As a law student Kempner sat as an observer in the trial against Soghomon Tehlirian, who had assassinated Talaat Pasha in 1921, and made his defence an impeachment on the Armenian genocide and Talaat's involvement in it. After finishing his studies Kempner became a successful lawyer in Berlin during the 1920s, and then advanced to chief legal advisor to the Prussian police in 1928. In 1935, Wilhelm Frick revoked Kempner's German citizenship, forcing him to emigrate to Italy and then later to the United States. He became an opponent of Nazism and left Germany after Hitler came to power, settling in the United States. There, he did research on European dictatorships at the University of Pennsylvania and was a consultant to the Department of Justice and other government agencies.

__Dataset excerpts__:
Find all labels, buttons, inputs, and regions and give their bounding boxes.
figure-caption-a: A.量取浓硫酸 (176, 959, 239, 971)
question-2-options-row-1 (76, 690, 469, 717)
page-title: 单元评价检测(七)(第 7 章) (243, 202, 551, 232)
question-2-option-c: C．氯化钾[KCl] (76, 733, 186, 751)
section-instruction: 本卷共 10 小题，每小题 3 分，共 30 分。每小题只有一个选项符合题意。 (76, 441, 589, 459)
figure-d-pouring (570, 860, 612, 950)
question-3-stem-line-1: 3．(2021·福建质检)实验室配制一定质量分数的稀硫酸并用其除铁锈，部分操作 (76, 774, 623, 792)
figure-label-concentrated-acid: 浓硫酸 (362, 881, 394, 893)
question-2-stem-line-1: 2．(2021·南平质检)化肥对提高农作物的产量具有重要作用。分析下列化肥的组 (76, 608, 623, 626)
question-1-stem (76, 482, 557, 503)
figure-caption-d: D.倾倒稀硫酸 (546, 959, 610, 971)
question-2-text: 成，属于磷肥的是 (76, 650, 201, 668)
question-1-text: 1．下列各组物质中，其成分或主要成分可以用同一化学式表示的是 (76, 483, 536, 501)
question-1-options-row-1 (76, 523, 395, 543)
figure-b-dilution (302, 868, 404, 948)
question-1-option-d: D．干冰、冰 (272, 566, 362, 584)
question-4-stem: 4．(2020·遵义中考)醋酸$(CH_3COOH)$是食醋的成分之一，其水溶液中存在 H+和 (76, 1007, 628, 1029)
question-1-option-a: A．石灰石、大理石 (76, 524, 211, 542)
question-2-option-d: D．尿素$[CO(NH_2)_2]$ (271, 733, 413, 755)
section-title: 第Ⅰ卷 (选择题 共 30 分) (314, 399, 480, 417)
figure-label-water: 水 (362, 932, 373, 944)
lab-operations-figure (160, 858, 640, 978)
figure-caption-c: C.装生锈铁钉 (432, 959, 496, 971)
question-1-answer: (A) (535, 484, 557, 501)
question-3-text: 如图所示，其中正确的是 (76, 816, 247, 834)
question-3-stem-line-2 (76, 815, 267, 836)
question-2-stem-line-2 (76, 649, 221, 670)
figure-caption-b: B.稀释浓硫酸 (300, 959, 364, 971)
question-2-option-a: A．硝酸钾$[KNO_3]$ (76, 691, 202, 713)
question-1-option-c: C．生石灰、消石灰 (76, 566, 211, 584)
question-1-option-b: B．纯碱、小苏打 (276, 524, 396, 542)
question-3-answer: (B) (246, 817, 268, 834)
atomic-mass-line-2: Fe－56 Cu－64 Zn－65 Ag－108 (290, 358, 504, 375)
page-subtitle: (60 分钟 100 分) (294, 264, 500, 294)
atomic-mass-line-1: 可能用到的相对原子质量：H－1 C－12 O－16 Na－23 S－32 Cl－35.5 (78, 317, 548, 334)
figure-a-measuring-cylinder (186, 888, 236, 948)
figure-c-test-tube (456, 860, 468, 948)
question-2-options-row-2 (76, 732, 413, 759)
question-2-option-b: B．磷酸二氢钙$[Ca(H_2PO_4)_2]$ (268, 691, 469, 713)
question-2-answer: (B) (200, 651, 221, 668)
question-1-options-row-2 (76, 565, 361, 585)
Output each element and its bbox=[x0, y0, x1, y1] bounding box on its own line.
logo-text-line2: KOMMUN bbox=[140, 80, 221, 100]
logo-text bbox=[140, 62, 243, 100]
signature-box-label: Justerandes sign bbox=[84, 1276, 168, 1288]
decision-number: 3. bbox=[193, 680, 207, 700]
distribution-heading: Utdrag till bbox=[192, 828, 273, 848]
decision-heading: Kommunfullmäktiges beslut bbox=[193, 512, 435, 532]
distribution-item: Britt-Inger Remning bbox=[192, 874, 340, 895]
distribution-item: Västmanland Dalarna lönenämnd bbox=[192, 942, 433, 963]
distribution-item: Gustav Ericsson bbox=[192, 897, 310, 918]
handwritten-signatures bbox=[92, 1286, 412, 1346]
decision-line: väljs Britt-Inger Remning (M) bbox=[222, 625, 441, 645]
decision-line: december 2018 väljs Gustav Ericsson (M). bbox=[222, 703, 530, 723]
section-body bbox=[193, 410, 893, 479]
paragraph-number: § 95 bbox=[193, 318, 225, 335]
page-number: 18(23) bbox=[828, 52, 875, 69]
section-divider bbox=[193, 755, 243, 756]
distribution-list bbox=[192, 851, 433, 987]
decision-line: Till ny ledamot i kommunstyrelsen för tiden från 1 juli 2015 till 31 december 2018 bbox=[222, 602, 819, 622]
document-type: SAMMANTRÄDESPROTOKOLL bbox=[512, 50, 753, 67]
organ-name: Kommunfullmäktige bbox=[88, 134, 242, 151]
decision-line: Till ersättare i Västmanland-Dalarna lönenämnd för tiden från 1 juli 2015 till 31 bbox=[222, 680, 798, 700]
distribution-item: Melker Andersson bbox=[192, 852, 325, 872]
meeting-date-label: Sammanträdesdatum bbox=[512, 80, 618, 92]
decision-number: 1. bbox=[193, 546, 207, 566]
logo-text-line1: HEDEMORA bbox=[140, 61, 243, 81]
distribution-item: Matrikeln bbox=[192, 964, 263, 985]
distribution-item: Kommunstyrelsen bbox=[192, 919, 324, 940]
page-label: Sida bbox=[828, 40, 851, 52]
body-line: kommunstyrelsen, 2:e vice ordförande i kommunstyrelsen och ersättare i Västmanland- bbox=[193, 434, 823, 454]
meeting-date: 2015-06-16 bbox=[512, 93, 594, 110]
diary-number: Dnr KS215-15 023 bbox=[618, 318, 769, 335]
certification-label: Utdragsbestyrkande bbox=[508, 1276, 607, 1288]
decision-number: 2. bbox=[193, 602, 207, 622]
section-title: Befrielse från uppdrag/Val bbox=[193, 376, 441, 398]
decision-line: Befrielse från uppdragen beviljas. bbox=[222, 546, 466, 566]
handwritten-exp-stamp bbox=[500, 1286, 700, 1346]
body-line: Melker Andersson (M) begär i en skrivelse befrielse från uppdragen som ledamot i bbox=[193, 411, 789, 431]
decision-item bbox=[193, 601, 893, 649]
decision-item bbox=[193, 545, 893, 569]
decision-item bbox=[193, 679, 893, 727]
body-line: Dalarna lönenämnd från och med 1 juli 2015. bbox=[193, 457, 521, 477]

__Exercise__: Name every person other than Kempner who is mentioned in the text about Kempner's career.

__Result below__: Soghomon Tehlirian, Talaat Pasha, Wilhelm Frick, Hitler